The real cost of saying yes to everything isn't just diluting your brand — it's training your audience to ignore you. And once you've lost their attention, good luck getting it back.
Saying no to things makes space for the yes’s that matter.
But, how do you actually make money while keeping your soul intact? Let me break down how I've built sustainable income streams that don't make me hate myself.
The Hustle
There’s an art to soft mentions, introductions and having a vast network.
I'm not sure why (but I also totally am), but people running companies have been seeking me out for partnerships and projects for many years. Maybe it's because I understand business, maybe it's because they saw my hustle, or maybe they just liked how I operate. Porque no los tres?
Nine years ago, while I was still grinding it out full-time in LA, a restaurant tech startup came to me with their entire vision: a travel food and beverage series they wanted me to star in, plus a sizable chunk of their company to be the face of their product.
The offer was flattering, but I turned it down because I didn't feel aligned with the product and wasn't about to pretend I invented something I didn't. (Also, the product was a bit lame — ha!)
But that opened my eyes to thinking differently about partnerships. Instead of just taking whatever brands threw at me, I started creating opportunities that made sense for everyone involved.
Take my Vegas show launch in 2019 — I brought in brands I actually loved, gave them exposure to the Vegas market, and everyone paid me for the privilege. The hotel paid me, each brand paid me, and this covered all weekly flights from LA, hotel stays for comedians, drinks, dinners, and everyone's show pay. Win-win-win. (A rarity in Vegas…)
Hotel partnerships have been a game-changer for my touring income. I work with major brands like Marriott (shoutout to my ride-or-dies since 2017) where I get the royal treatment in exchange for soft mentions. Low lift work that adds to my tour income, and I'm staying at places that don't make me question my life choices.
The magic happens when you stop thinking like someone begging for sponsorships and start thinking like a problem solver. Find companies you'd genuinely recommend to your pals, then figure out how your network or skills can help them win. The partnerships that feel effortless? Those are the ones that actually pay.
I’m currently on the board of three companies like this — long story for another time and some fat beers — but I intro them to people who need them, and I make money without having to do anything else. I even have equity in a few of these. The best thing is they are highly ethical companies doing great work, and I didn’t have to build something new.

GIVEN EXERCISE 1:
According to the partnerships excerpt, why was the restaurant tech startup's offer turned down?
GIVEN EXERCISE 2:
Translate this sentence from the partnerships excerpt into Spanish: "Saying no to things makes space for the yes’s that matter."

RECORD EXCERPTS:
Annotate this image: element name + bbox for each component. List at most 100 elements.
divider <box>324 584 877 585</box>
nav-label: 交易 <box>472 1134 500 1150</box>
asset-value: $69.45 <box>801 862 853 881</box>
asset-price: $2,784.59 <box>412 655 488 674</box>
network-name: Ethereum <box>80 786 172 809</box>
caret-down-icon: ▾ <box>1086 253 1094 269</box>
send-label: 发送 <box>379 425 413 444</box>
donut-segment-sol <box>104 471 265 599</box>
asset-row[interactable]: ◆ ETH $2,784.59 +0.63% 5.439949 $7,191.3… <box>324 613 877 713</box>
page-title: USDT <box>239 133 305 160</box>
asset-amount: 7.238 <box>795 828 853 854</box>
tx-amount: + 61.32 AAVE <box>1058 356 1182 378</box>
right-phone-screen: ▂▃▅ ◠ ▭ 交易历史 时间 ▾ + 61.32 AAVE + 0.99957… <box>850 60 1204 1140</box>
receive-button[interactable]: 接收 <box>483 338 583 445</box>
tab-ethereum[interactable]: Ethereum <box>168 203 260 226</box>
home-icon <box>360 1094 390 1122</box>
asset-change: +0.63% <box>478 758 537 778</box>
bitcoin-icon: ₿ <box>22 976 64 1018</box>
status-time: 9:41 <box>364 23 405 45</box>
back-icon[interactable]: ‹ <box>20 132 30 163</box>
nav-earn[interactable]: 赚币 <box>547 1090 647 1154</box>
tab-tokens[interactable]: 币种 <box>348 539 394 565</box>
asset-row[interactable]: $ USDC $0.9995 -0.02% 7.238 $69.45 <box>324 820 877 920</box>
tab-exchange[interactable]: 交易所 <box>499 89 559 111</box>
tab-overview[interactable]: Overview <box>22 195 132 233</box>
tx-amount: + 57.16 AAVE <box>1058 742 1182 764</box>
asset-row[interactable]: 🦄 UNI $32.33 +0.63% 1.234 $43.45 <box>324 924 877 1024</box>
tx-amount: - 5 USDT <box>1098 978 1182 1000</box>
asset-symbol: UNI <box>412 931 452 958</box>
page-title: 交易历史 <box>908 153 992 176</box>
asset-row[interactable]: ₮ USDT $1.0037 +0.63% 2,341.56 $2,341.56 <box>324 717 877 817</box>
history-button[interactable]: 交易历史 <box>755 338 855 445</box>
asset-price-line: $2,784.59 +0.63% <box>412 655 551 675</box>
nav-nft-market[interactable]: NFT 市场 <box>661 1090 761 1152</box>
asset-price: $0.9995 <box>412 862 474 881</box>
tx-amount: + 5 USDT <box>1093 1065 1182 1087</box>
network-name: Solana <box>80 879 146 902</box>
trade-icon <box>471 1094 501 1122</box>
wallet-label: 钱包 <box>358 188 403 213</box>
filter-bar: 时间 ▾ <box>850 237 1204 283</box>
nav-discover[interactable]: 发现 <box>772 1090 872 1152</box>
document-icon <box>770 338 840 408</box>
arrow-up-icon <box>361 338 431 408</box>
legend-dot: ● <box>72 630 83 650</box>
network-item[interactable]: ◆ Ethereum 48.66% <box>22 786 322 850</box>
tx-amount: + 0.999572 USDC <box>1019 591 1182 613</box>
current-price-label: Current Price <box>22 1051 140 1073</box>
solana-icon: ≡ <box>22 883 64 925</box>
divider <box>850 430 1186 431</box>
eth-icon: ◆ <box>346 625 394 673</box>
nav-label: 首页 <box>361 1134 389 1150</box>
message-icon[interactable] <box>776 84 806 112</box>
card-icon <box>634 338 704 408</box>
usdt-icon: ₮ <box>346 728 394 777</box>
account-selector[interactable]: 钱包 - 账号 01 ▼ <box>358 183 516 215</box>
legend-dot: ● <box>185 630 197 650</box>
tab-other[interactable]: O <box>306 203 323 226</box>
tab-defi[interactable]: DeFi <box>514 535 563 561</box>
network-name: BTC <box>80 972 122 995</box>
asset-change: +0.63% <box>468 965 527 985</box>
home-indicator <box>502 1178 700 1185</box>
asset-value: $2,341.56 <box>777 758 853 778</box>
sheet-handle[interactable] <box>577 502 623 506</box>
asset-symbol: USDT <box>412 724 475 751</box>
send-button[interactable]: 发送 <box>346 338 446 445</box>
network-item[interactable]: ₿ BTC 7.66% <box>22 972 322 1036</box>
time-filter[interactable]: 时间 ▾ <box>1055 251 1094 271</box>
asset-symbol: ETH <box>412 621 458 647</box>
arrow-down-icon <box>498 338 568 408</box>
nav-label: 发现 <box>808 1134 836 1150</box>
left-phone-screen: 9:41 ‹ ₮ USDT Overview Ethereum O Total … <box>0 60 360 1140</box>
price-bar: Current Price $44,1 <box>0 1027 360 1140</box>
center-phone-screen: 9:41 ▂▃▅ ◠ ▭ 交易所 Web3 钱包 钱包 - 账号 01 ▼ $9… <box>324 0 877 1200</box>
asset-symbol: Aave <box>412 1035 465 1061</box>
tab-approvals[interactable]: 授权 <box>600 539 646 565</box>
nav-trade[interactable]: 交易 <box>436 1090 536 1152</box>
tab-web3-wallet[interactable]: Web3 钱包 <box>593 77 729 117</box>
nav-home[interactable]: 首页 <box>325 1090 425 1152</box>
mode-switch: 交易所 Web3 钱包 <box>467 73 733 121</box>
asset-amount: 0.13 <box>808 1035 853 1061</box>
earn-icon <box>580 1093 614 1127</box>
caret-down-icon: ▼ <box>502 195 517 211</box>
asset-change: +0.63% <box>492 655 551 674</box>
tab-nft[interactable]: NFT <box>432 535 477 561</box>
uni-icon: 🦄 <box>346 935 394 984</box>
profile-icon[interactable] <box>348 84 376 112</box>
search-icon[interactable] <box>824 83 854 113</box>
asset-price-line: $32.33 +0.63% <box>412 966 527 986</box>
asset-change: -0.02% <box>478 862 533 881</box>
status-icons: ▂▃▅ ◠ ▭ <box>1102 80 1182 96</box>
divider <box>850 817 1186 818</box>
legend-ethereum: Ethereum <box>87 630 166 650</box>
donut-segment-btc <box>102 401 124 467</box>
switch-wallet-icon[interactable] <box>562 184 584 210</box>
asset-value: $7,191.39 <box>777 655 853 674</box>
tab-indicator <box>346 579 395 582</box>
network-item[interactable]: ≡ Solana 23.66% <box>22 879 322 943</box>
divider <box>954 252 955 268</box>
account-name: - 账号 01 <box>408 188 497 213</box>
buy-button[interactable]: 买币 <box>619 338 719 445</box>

EXERCISE OUTPUT 1:
The offer was declined because the writer didn't feel aligned with the product and wasn't willing to pretend to have invented something they hadn't. The excerpt also adds that the product was a bit lame.

EXERCISE OUTPUT 2:
Decir que no a las cosas deja espacio para los síes que importan.